## WHAT IS NEEDED
Transcribe the material word for word, but without the images.

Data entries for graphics
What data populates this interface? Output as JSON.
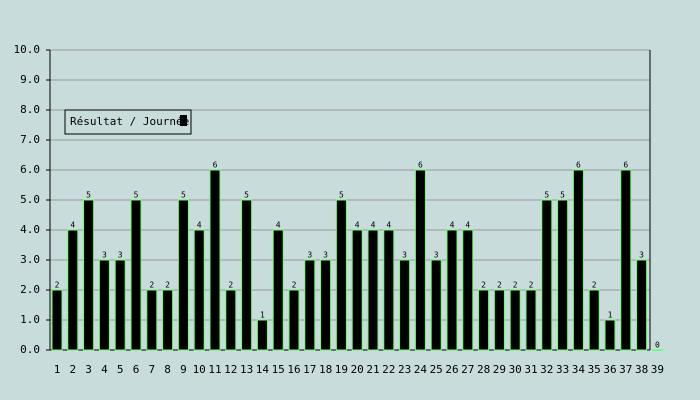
{
  "chart_data": {
    "type": "bar",
    "categories": [
      "1",
      "2",
      "3",
      "4",
      "5",
      "6",
      "7",
      "8",
      "9",
      "10",
      "11",
      "12",
      "13",
      "14",
      "15",
      "16",
      "17",
      "18",
      "19",
      "20",
      "21",
      "22",
      "23",
      "24",
      "25",
      "26",
      "27",
      "28",
      "29",
      "30",
      "31",
      "32",
      "33",
      "34",
      "35",
      "36",
      "37",
      "38",
      "39"
    ],
    "series": [
      {
        "name": "Résultat / Journée",
        "color": "#000000",
        "edge_color": "#66ff66",
        "values": [
          2,
          4,
          5,
          3,
          3,
          5,
          2,
          2,
          5,
          4,
          6,
          2,
          5,
          1,
          4,
          2,
          3,
          3,
          5,
          4,
          4,
          4,
          3,
          6,
          3,
          4,
          4,
          2,
          2,
          2,
          2,
          5,
          5,
          6,
          2,
          1,
          6,
          3,
          0
        ]
      }
    ],
    "ylim": [
      0,
      10
    ],
    "yticks": [
      {
        "value": 0,
        "label": "0.0"
      },
      {
        "value": 1,
        "label": "1.0"
      },
      {
        "value": 2,
        "label": "2.0"
      },
      {
        "value": 3,
        "label": "3.0"
      },
      {
        "value": 4,
        "label": "4.0"
      },
      {
        "value": 5,
        "label": "5.0"
      },
      {
        "value": 6,
        "label": "6.0"
      },
      {
        "value": 7,
        "label": "7.0"
      },
      {
        "value": 8,
        "label": "8.0"
      },
      {
        "value": 9,
        "label": "9.0"
      },
      {
        "value": 10,
        "label": "10.0"
      }
    ],
    "grid": true
  }
}
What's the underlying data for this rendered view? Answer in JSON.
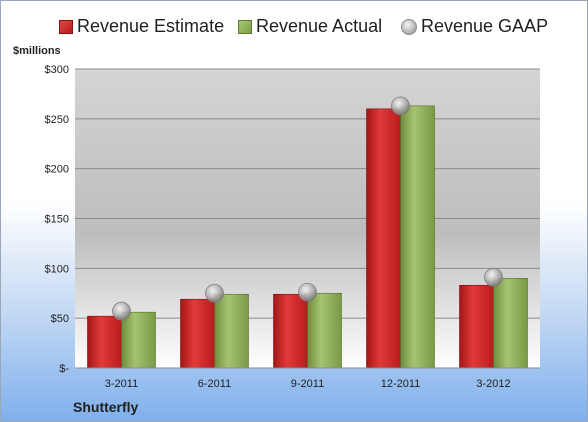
{
  "legend": {
    "estimate": "Revenue Estimate",
    "actual": "Revenue Actual",
    "gaap": "Revenue GAAP"
  },
  "units": "$millions",
  "company": "Shutterfly",
  "colors": {
    "estimate": "#c62828",
    "actual": "#8aab52",
    "gaap": "#b0b0b0"
  },
  "chart_data": {
    "type": "bar",
    "categories": [
      "3-2011",
      "6-2011",
      "9-2011",
      "12-2011",
      "3-2012"
    ],
    "series": [
      {
        "name": "Revenue Estimate",
        "values": [
          52,
          69,
          74,
          260,
          83
        ]
      },
      {
        "name": "Revenue Actual",
        "values": [
          56,
          74,
          75,
          263,
          90
        ]
      },
      {
        "name": "Revenue GAAP",
        "type": "scatter",
        "values": [
          57,
          75,
          76,
          263,
          91
        ]
      }
    ],
    "ylim": [
      0,
      300
    ],
    "yticks": [
      0,
      50,
      100,
      150,
      200,
      250,
      300
    ],
    "ytick_labels": [
      "$-",
      "$50",
      "$100",
      "$150",
      "$200",
      "$250",
      "$300"
    ],
    "grid": true,
    "legend_position": "top"
  }
}
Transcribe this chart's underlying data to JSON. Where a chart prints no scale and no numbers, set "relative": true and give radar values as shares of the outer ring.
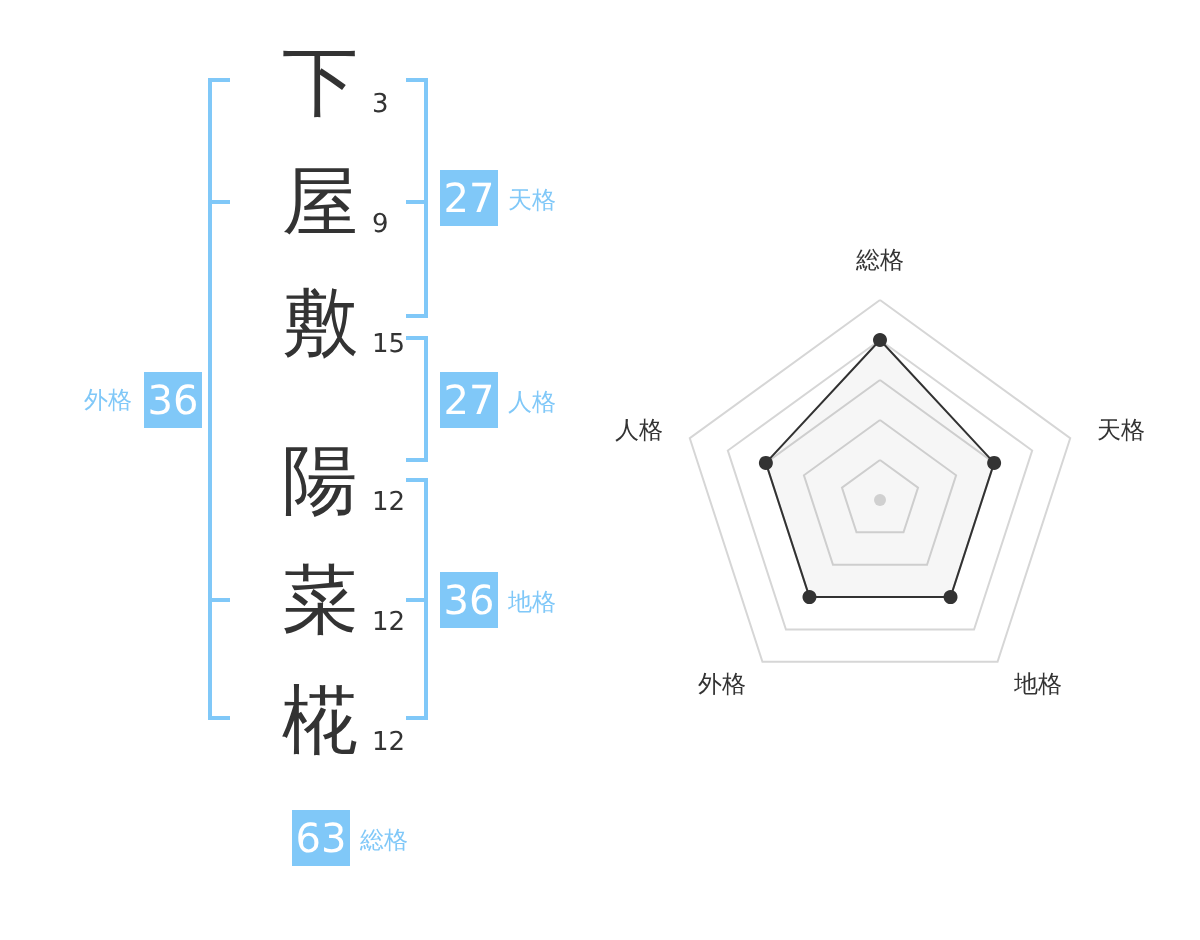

## WRITTEN ANSWER
What data populates this interface? Output as JSON.
{
  "chart_data": {
    "type": "bar",
    "categories": [
      "1",
      "2",
      "3",
      "4",
      "5",
      "6",
      "7",
      "8",
      "9",
      "10",
      "11",
      "12",
      "13",
      "14",
      "15",
      "16",
      "17",
      "18",
      "19",
      "20",
      "21",
      "22",
      "23",
      "24",
      "25",
      "26",
      "27",
      "28",
      "29",
      "30",
      "31",
      "32",
      "33",
      "34",
      "35",
      "36",
      "37",
      "38",
      "39"
    ],
    "series": [
      {
        "name": "Résultat / Journée",
        "color": "#000000",
        "edge_color": "#66ff66",
        "values": [
          2,
          4,
          5,
          3,
          3,
          5,
          2,
          2,
          5,
          4,
          6,
          2,
          5,
          1,
          4,
          2,
          3,
          3,
          5,
          4,
          4,
          4,
          3,
          6,
          3,
          4,
          4,
          2,
          2,
          2,
          2,
          5,
          5,
          6,
          2,
          1,
          6,
          3,
          0
        ]
      }
    ],
    "ylim": [
      0,
      10
    ],
    "yticks": [
      {
        "value": 0,
        "label": "0.0"
      },
      {
        "value": 1,
        "label": "1.0"
      },
      {
        "value": 2,
        "label": "2.0"
      },
      {
        "value": 3,
        "label": "3.0"
      },
      {
        "value": 4,
        "label": "4.0"
      },
      {
        "value": 5,
        "label": "5.0"
      },
      {
        "value": 6,
        "label": "6.0"
      },
      {
        "value": 7,
        "label": "7.0"
      },
      {
        "value": 8,
        "label": "8.0"
      },
      {
        "value": 9,
        "label": "9.0"
      },
      {
        "value": 10,
        "label": "10.0"
      }
    ],
    "grid": true
  }
}
What's the underlying data for this rendered view? Answer in JSON.
{
  "legend": {
    "estimate": "Revenue Estimate",
    "actual": "Revenue Actual",
    "gaap": "Revenue GAAP"
  },
  "units": "$millions",
  "company": "Shutterfly",
  "colors": {
    "estimate": "#c62828",
    "actual": "#8aab52",
    "gaap": "#b0b0b0"
  },
  "chart_data": {
    "type": "bar",
    "categories": [
      "3-2011",
      "6-2011",
      "9-2011",
      "12-2011",
      "3-2012"
    ],
    "series": [
      {
        "name": "Revenue Estimate",
        "values": [
          52,
          69,
          74,
          260,
          83
        ]
      },
      {
        "name": "Revenue Actual",
        "values": [
          56,
          74,
          75,
          263,
          90
        ]
      },
      {
        "name": "Revenue GAAP",
        "type": "scatter",
        "values": [
          57,
          75,
          76,
          263,
          91
        ]
      }
    ],
    "ylim": [
      0,
      300
    ],
    "yticks": [
      0,
      50,
      100,
      150,
      200,
      250,
      300
    ],
    "ytick_labels": [
      "$-",
      "$50",
      "$100",
      "$150",
      "$200",
      "$250",
      "$300"
    ],
    "grid": true,
    "legend_position": "top"
  }
}
Transcribe this chart's underlying data to JSON. Where a chart prints no scale and no numbers, set "relative": true and give radar values as shares of the outer ring.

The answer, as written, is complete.